> _Items from a data source_
-------------------------

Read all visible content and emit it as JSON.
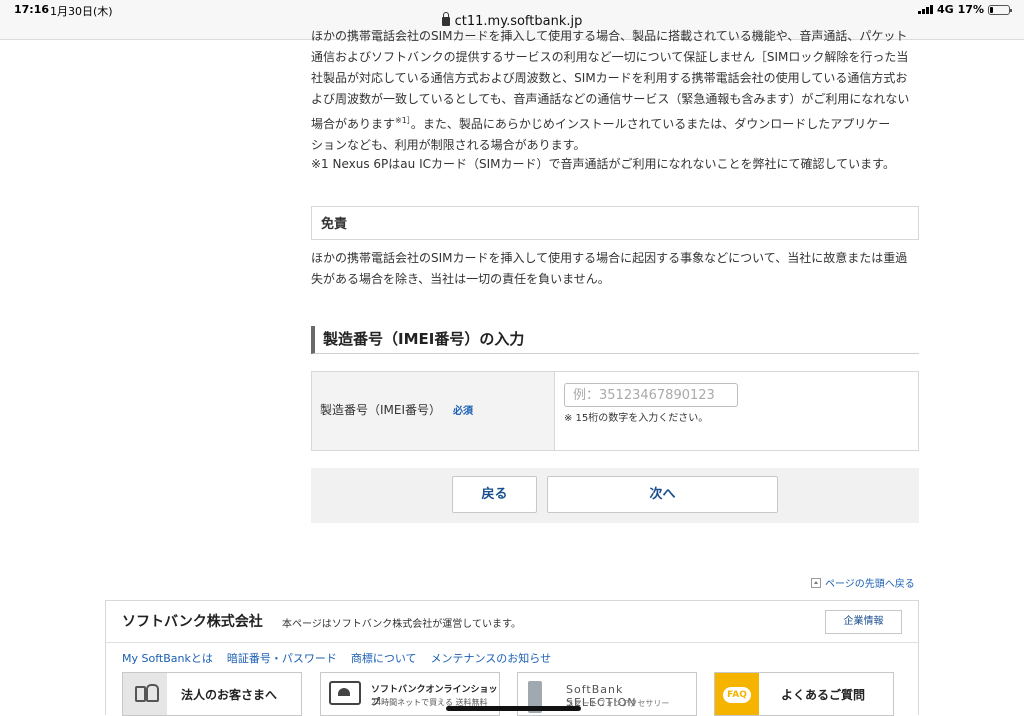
{
  "status_bar": {
    "time": "17:16",
    "date": "1月30日(木)",
    "network": "4G",
    "battery_percent": "17%",
    "battery_level": 0.17
  },
  "browser": {
    "url": "ct11.my.softbank.jp"
  },
  "content": {
    "paragraph1_lines": [
      "ほかの携帯電話会社のSIMカードを挿入して使用する場合、製品に搭載されている機能や、音声通話、パケット",
      "通信およびソフトバンクの提供するサービスの利用など一切について保証しません［SIMロック解除を行った当",
      "社製品が対応している通信方式および周波数と、SIMカードを利用する携帯電話会社の使用している通信方式お",
      "よび周波数が一致しているとしても、音声通話などの通信サービス（緊急通報も含みます）がご利用になれない",
      "場合があります",
      "。また、製品にあらかじめインストールされているまたは、ダウンロードしたアプリケー",
      "ションなども、利用が制限される場合があります。"
    ],
    "footnote_ref": "※1］",
    "note1": "※1 Nexus 6Pはau ICカード（SIMカード）で音声通話がご利用になれないことを弊社にて確認しています。",
    "disclaimer_heading": "免責",
    "disclaimer_lines": [
      "ほかの携帯電話会社のSIMカードを挿入して使用する場合に起因する事象などについて、当社に故意または重過",
      "失がある場合を除き、当社は一切の責任を負いません。"
    ],
    "section_title": "製造番号（IMEI番号）の入力",
    "form": {
      "label": "製造番号（IMEI番号）",
      "required": "必須",
      "placeholder": "例：35123467890123",
      "value": "",
      "note": "※ 15桁の数字を入力ください。"
    },
    "buttons": {
      "back": "戻る",
      "next": "次へ"
    },
    "page_top": "ページの先頭へ戻る"
  },
  "footer": {
    "company": "ソフトバンク株式会社",
    "description": "本ページはソフトバンク株式会社が運営しています。",
    "corp_info_button": "企業情報",
    "links": [
      "My SoftBankとは",
      "暗証番号・パスワード",
      "商標について",
      "メンテナンスのお知らせ"
    ],
    "banners": [
      {
        "text": "法人のお客さまへ",
        "icon": "business-people-icon"
      },
      {
        "text": "ソフトバンクオンラインショップ",
        "sub": "24時間ネットで買える 送料無料",
        "icon": "shop-cart-icon"
      },
      {
        "text": "SoftBank SELECTION",
        "sub": "スマートフォンアクセサリー",
        "icon": "accessory-icon"
      },
      {
        "text": "よくあるご質問",
        "icon_label": "FAQ",
        "icon": "faq-icon"
      }
    ]
  }
}
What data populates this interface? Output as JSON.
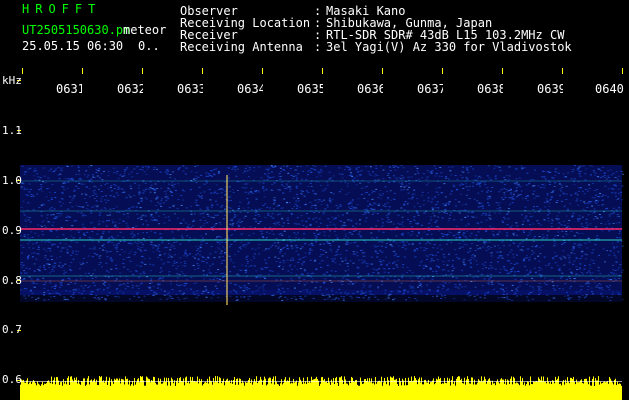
{
  "header": {
    "app_title": "HROFFT",
    "file_name": "UT2505150630.pn",
    "meteor_label": "meteor",
    "date_time": "25.05.15 06:30",
    "status": "0..",
    "info_rows": [
      {
        "label": "Observer",
        "sep": ":",
        "value": "Masaki Kano"
      },
      {
        "label": "Receiving Location",
        "sep": ":",
        "value": "Shibukawa, Gunma, Japan"
      },
      {
        "label": "Receiver",
        "sep": ":",
        "value": "RTL-SDR SDR# 43dB L15 103.2MHz CW"
      },
      {
        "label": "Receiving Antenna",
        "sep": ":",
        "value": "3el Yagi(V) Az 330 for Vladivostok"
      }
    ]
  },
  "axes": {
    "freq_unit": "kHz",
    "freq_ticks": [
      "1.1",
      "1.0",
      "0.9",
      "0.8",
      "0.7",
      "0.6"
    ],
    "time_ticks": [
      "0631",
      "0632",
      "0633",
      "0634",
      "0635",
      "0636",
      "0637",
      "0638",
      "0639",
      "0640"
    ]
  },
  "colors": {
    "background": "#000000",
    "header_green": "#00ff00",
    "text_white": "#ffffff",
    "noise_dark": "#0a1a9a",
    "noise_light": "#4a8cff",
    "echo_line": "#ff2a6a",
    "tick_mark": "#ffff00",
    "power_band": "#ffff00"
  }
}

-------------------------

> _Do this_
Repeat the listing verbatim. Skip the pictures.

> _Finished exercise_
Read all visible content and emit it as JSON.
{
  "status_bar": {
    "time": "17:16",
    "date": "1月30日(木)",
    "network": "4G",
    "battery_percent": "17%",
    "battery_level": 0.17
  },
  "browser": {
    "url": "ct11.my.softbank.jp"
  },
  "content": {
    "paragraph1_lines": [
      "ほかの携帯電話会社のSIMカードを挿入して使用する場合、製品に搭載されている機能や、音声通話、パケット",
      "通信およびソフトバンクの提供するサービスの利用など一切について保証しません［SIMロック解除を行った当",
      "社製品が対応している通信方式および周波数と、SIMカードを利用する携帯電話会社の使用している通信方式お",
      "よび周波数が一致しているとしても、音声通話などの通信サービス（緊急通報も含みます）がご利用になれない",
      "場合があります",
      "。また、製品にあらかじめインストールされているまたは、ダウンロードしたアプリケー",
      "ションなども、利用が制限される場合があります。"
    ],
    "footnote_ref": "※1］",
    "note1": "※1 Nexus 6Pはau ICカード（SIMカード）で音声通話がご利用になれないことを弊社にて確認しています。",
    "disclaimer_heading": "免責",
    "disclaimer_lines": [
      "ほかの携帯電話会社のSIMカードを挿入して使用する場合に起因する事象などについて、当社に故意または重過",
      "失がある場合を除き、当社は一切の責任を負いません。"
    ],
    "section_title": "製造番号（IMEI番号）の入力",
    "form": {
      "label": "製造番号（IMEI番号）",
      "required": "必須",
      "placeholder": "例：35123467890123",
      "value": "",
      "note": "※ 15桁の数字を入力ください。"
    },
    "buttons": {
      "back": "戻る",
      "next": "次へ"
    },
    "page_top": "ページの先頭へ戻る"
  },
  "footer": {
    "company": "ソフトバンク株式会社",
    "description": "本ページはソフトバンク株式会社が運営しています。",
    "corp_info_button": "企業情報",
    "links": [
      "My SoftBankとは",
      "暗証番号・パスワード",
      "商標について",
      "メンテナンスのお知らせ"
    ],
    "banners": [
      {
        "text": "法人のお客さまへ",
        "icon": "business-people-icon"
      },
      {
        "text": "ソフトバンクオンラインショップ",
        "sub": "24時間ネットで買える 送料無料",
        "icon": "shop-cart-icon"
      },
      {
        "text": "SoftBank SELECTION",
        "sub": "スマートフォンアクセサリー",
        "icon": "accessory-icon"
      },
      {
        "text": "よくあるご質問",
        "icon_label": "FAQ",
        "icon": "faq-icon"
      }
    ]
  }
}
What data populates this interface? Output as JSON.
{
  "header": {
    "app_title": "HROFFT",
    "file_name": "UT2505150630.pn",
    "meteor_label": "meteor",
    "date_time": "25.05.15 06:30",
    "status": "0..",
    "info_rows": [
      {
        "label": "Observer",
        "sep": ":",
        "value": "Masaki Kano"
      },
      {
        "label": "Receiving Location",
        "sep": ":",
        "value": "Shibukawa, Gunma, Japan"
      },
      {
        "label": "Receiver",
        "sep": ":",
        "value": "RTL-SDR SDR# 43dB L15 103.2MHz CW"
      },
      {
        "label": "Receiving Antenna",
        "sep": ":",
        "value": "3el Yagi(V) Az 330 for Vladivostok"
      }
    ]
  },
  "axes": {
    "freq_unit": "kHz",
    "freq_ticks": [
      "1.1",
      "1.0",
      "0.9",
      "0.8",
      "0.7",
      "0.6"
    ],
    "time_ticks": [
      "0631",
      "0632",
      "0633",
      "0634",
      "0635",
      "0636",
      "0637",
      "0638",
      "0639",
      "0640"
    ]
  },
  "colors": {
    "background": "#000000",
    "header_green": "#00ff00",
    "text_white": "#ffffff",
    "noise_dark": "#0a1a9a",
    "noise_light": "#4a8cff",
    "echo_line": "#ff2a6a",
    "tick_mark": "#ffff00",
    "power_band": "#ffff00"
  }
}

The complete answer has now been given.